Information supplied
^^^^

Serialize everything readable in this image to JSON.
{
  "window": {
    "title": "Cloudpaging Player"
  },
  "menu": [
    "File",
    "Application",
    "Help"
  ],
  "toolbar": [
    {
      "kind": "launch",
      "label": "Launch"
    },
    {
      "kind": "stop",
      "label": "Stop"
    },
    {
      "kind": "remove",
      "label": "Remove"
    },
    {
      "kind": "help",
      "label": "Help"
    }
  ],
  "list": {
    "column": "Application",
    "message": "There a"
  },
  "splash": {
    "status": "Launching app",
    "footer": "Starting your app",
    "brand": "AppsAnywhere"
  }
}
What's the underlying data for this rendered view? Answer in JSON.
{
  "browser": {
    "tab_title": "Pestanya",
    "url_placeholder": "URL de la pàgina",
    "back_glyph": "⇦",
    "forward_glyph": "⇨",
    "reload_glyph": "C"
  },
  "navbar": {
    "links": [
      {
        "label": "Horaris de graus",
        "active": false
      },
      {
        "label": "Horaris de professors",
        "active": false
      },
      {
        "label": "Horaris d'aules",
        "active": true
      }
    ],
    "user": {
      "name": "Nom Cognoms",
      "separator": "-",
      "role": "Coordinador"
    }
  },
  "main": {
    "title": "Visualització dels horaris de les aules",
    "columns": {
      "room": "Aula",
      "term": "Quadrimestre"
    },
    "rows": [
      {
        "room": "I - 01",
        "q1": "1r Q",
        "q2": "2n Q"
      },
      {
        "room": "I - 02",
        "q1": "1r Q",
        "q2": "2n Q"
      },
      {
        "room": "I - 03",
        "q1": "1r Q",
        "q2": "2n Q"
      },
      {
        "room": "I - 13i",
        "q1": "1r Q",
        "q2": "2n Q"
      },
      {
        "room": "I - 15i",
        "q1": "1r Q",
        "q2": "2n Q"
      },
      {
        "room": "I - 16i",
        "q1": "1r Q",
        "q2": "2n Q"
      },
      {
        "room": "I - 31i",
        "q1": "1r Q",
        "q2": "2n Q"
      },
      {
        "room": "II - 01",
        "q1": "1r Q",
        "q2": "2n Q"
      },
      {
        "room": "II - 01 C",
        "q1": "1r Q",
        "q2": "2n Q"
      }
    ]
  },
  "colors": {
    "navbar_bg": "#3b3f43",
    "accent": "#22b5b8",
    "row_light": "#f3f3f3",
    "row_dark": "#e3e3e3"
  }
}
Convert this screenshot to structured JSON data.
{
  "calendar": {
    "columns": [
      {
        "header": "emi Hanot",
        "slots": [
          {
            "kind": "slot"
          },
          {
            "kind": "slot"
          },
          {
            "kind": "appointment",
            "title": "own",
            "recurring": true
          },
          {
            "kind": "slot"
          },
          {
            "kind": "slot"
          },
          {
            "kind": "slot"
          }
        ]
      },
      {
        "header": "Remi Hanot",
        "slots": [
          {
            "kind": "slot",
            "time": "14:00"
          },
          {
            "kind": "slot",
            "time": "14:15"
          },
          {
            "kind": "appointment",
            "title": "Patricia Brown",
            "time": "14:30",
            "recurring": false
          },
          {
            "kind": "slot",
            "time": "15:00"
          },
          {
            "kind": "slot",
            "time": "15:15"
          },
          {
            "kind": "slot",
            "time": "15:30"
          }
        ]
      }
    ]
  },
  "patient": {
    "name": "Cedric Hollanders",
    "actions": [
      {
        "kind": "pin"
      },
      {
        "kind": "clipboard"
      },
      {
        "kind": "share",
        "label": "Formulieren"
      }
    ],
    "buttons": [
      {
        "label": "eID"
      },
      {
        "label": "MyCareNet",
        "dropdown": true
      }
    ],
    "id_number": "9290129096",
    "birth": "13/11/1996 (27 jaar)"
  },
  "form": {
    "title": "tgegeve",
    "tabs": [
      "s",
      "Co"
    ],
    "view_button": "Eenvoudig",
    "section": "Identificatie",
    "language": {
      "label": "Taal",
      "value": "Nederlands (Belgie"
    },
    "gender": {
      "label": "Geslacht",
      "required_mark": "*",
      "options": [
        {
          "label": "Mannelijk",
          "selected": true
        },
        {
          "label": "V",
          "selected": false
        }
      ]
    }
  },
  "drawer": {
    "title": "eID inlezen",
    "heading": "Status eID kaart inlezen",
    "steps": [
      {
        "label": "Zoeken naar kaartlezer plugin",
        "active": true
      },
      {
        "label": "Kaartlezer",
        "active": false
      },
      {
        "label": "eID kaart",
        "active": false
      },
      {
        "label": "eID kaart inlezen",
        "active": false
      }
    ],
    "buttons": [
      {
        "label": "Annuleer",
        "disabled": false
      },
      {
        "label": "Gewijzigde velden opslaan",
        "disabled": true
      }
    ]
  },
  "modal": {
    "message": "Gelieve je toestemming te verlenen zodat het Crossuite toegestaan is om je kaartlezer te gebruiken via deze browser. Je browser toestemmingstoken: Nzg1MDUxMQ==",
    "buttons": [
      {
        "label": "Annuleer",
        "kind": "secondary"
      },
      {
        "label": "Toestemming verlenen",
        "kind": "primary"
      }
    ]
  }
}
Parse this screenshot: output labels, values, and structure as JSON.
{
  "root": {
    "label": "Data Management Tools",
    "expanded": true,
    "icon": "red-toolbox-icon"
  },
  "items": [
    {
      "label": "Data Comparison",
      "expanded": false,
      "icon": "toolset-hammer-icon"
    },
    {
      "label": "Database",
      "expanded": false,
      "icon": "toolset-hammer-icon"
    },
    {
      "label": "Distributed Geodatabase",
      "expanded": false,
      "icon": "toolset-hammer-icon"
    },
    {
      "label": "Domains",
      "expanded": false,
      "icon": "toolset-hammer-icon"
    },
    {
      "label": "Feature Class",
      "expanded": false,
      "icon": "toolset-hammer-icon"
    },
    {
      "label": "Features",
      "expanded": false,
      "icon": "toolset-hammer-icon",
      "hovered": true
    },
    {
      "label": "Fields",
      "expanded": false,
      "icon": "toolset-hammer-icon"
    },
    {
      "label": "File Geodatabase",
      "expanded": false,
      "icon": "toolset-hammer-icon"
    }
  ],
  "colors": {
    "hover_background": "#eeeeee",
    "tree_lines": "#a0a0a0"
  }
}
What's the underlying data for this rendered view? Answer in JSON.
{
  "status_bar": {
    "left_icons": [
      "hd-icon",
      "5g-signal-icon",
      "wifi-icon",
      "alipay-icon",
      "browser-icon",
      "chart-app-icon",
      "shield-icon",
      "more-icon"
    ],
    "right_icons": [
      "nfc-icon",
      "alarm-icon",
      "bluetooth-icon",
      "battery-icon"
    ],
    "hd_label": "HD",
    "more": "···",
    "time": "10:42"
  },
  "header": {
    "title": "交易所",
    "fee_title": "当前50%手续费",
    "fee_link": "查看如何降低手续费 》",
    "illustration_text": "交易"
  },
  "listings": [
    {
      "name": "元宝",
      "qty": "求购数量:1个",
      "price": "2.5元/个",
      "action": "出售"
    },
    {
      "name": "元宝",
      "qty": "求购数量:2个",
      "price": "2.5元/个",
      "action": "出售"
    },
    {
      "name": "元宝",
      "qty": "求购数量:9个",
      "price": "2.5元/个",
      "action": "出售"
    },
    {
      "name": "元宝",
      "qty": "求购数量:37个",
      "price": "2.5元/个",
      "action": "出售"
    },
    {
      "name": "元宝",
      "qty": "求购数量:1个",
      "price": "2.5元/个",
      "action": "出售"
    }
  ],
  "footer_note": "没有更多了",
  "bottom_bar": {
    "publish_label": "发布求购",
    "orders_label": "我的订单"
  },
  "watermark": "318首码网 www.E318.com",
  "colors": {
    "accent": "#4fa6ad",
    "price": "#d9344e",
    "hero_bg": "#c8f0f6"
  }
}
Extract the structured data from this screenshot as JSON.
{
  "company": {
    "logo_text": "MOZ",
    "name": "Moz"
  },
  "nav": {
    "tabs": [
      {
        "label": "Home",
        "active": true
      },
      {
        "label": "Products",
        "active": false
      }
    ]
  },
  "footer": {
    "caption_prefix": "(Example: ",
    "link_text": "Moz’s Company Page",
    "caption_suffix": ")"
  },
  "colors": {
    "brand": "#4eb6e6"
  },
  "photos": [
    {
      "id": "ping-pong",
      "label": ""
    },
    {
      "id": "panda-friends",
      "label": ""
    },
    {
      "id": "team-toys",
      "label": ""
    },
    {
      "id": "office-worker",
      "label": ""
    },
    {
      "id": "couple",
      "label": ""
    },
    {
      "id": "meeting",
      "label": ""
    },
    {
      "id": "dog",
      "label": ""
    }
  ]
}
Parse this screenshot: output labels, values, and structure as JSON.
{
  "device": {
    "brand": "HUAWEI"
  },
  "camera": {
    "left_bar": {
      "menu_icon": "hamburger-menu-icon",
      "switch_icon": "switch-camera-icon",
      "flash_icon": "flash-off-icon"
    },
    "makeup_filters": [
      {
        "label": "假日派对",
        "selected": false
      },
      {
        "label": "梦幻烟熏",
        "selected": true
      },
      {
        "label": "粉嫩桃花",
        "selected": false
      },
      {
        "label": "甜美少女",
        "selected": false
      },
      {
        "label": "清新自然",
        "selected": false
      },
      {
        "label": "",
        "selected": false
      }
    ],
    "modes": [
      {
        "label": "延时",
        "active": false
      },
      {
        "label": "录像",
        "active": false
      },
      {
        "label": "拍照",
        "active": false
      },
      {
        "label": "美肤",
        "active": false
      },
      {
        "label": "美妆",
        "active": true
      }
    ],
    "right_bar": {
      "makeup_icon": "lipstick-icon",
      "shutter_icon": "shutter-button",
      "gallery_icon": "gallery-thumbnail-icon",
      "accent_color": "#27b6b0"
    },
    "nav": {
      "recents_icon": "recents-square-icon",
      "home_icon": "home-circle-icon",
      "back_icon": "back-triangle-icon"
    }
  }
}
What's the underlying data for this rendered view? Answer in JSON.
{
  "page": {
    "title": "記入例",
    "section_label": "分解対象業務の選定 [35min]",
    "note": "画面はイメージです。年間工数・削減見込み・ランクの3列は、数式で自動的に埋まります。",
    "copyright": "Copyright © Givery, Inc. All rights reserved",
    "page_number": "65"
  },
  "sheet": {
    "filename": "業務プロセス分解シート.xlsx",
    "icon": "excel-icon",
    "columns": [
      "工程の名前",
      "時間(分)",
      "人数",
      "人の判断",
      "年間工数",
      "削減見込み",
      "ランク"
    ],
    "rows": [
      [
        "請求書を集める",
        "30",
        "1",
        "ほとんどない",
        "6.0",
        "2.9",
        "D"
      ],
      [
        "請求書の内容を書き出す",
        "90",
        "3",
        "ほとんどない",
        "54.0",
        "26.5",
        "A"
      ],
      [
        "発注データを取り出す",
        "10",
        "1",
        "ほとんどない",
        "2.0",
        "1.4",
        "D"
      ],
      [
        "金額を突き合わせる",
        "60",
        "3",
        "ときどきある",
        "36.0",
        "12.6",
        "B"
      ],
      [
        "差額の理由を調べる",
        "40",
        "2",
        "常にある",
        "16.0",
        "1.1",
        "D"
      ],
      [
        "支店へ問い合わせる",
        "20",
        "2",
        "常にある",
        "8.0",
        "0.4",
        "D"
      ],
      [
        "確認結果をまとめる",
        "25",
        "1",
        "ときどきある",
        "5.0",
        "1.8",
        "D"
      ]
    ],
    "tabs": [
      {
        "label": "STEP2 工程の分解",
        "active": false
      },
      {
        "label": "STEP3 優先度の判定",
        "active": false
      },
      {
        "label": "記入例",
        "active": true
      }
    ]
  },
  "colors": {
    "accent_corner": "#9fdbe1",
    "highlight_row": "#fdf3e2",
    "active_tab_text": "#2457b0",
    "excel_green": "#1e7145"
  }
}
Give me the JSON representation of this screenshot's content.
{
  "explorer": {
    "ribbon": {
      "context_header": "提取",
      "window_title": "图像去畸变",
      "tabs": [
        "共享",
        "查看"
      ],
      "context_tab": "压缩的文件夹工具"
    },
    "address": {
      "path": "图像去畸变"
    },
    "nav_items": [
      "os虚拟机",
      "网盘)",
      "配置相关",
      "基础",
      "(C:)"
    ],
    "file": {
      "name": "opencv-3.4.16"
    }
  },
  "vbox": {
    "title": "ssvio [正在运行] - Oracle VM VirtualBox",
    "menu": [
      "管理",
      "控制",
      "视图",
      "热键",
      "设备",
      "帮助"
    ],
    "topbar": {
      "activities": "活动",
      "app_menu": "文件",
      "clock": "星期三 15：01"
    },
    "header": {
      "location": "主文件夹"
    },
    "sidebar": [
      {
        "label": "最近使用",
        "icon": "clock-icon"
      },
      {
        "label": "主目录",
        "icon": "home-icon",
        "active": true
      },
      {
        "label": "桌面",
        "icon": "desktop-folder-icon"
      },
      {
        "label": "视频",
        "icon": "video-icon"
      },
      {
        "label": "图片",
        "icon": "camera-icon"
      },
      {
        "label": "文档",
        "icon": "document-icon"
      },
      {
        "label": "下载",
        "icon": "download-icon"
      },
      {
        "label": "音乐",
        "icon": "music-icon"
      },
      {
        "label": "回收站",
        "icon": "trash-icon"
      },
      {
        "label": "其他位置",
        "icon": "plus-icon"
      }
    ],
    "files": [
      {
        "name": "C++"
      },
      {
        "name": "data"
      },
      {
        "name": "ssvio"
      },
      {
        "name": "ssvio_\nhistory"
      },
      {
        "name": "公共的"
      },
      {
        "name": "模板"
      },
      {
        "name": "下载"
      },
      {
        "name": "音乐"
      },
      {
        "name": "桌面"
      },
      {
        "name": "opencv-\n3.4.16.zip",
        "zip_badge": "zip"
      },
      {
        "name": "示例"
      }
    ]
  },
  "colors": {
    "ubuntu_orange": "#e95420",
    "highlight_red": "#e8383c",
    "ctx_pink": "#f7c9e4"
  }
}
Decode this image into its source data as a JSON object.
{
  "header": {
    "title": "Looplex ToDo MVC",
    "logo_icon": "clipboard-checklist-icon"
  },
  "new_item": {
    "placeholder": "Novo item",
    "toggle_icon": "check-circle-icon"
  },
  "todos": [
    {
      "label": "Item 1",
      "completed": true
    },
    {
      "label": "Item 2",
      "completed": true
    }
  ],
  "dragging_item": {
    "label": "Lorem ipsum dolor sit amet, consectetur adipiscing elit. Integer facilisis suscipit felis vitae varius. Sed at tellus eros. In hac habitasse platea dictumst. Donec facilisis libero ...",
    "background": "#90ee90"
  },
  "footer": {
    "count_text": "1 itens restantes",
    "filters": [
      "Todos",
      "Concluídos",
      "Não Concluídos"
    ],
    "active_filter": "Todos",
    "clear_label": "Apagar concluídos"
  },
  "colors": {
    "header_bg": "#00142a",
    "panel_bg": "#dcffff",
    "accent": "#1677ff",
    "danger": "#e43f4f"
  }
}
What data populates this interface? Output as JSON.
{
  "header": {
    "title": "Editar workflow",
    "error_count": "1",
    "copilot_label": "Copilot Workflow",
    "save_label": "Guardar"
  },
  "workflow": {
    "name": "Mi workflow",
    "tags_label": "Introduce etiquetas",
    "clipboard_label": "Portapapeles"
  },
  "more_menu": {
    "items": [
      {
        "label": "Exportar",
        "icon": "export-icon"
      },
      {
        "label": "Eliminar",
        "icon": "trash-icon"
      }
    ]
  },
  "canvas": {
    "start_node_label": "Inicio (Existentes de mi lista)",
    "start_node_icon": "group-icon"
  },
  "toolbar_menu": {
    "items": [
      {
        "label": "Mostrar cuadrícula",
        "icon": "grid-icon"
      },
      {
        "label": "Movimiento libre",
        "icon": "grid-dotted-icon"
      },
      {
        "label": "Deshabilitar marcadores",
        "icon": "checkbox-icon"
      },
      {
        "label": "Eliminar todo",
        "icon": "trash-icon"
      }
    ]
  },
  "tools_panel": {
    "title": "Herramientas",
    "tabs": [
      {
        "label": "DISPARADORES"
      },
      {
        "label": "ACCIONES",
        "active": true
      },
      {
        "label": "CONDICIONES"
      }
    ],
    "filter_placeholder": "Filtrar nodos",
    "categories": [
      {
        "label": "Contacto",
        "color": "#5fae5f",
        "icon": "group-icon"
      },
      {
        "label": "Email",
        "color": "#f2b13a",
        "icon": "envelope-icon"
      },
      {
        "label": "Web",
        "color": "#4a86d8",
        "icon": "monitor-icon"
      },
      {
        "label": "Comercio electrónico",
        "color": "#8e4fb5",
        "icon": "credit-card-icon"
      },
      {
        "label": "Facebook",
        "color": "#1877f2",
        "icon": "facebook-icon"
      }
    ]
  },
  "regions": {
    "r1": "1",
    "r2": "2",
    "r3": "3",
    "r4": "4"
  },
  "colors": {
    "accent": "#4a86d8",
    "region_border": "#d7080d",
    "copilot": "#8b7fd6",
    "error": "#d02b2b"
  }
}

^^^^

Go through the records and copy each line with "Geodatabase" in it.

In response
      "label": "Distributed Geodatabase",
      "label": "File Geodatabase",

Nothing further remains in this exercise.